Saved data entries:

━━━━━━━━━━━━━━━━

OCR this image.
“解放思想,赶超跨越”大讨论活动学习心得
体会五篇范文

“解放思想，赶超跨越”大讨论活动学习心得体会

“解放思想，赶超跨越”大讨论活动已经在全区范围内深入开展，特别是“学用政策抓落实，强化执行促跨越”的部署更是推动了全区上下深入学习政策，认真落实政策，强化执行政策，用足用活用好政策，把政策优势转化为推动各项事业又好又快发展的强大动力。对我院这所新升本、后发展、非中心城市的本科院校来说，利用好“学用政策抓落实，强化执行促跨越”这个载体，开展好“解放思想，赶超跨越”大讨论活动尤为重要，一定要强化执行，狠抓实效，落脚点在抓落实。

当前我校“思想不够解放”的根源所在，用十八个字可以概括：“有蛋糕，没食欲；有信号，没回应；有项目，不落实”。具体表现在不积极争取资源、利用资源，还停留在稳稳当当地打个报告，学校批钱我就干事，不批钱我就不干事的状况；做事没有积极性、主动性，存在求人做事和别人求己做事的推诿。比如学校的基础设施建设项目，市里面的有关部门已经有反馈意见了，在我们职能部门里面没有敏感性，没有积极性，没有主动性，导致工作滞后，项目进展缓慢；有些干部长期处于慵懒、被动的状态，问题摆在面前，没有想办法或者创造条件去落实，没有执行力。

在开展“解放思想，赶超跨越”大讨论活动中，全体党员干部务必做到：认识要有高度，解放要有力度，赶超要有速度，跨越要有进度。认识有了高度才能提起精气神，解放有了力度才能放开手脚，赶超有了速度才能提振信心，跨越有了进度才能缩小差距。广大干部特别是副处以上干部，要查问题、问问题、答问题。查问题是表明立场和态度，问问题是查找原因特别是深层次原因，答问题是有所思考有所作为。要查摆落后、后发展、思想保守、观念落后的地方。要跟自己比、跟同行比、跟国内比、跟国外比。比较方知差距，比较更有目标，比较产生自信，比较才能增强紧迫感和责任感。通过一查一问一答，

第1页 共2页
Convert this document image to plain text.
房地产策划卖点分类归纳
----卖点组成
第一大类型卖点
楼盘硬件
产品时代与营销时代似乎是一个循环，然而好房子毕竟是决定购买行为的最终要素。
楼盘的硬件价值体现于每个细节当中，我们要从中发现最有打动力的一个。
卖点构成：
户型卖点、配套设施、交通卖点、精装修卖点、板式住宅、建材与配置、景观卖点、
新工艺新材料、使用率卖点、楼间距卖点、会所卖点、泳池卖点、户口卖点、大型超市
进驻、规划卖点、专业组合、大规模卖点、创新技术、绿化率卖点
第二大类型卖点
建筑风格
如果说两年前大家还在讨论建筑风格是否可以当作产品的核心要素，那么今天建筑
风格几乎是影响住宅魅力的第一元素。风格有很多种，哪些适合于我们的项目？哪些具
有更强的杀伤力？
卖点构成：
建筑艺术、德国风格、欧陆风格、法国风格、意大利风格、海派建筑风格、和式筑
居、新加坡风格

━━━━━━━━━━━━━━━━

Problem requirements:
Report each line in the data that holds the word "image".

Solution to this exercise:
OCR this image.
Convert this document image to plain text.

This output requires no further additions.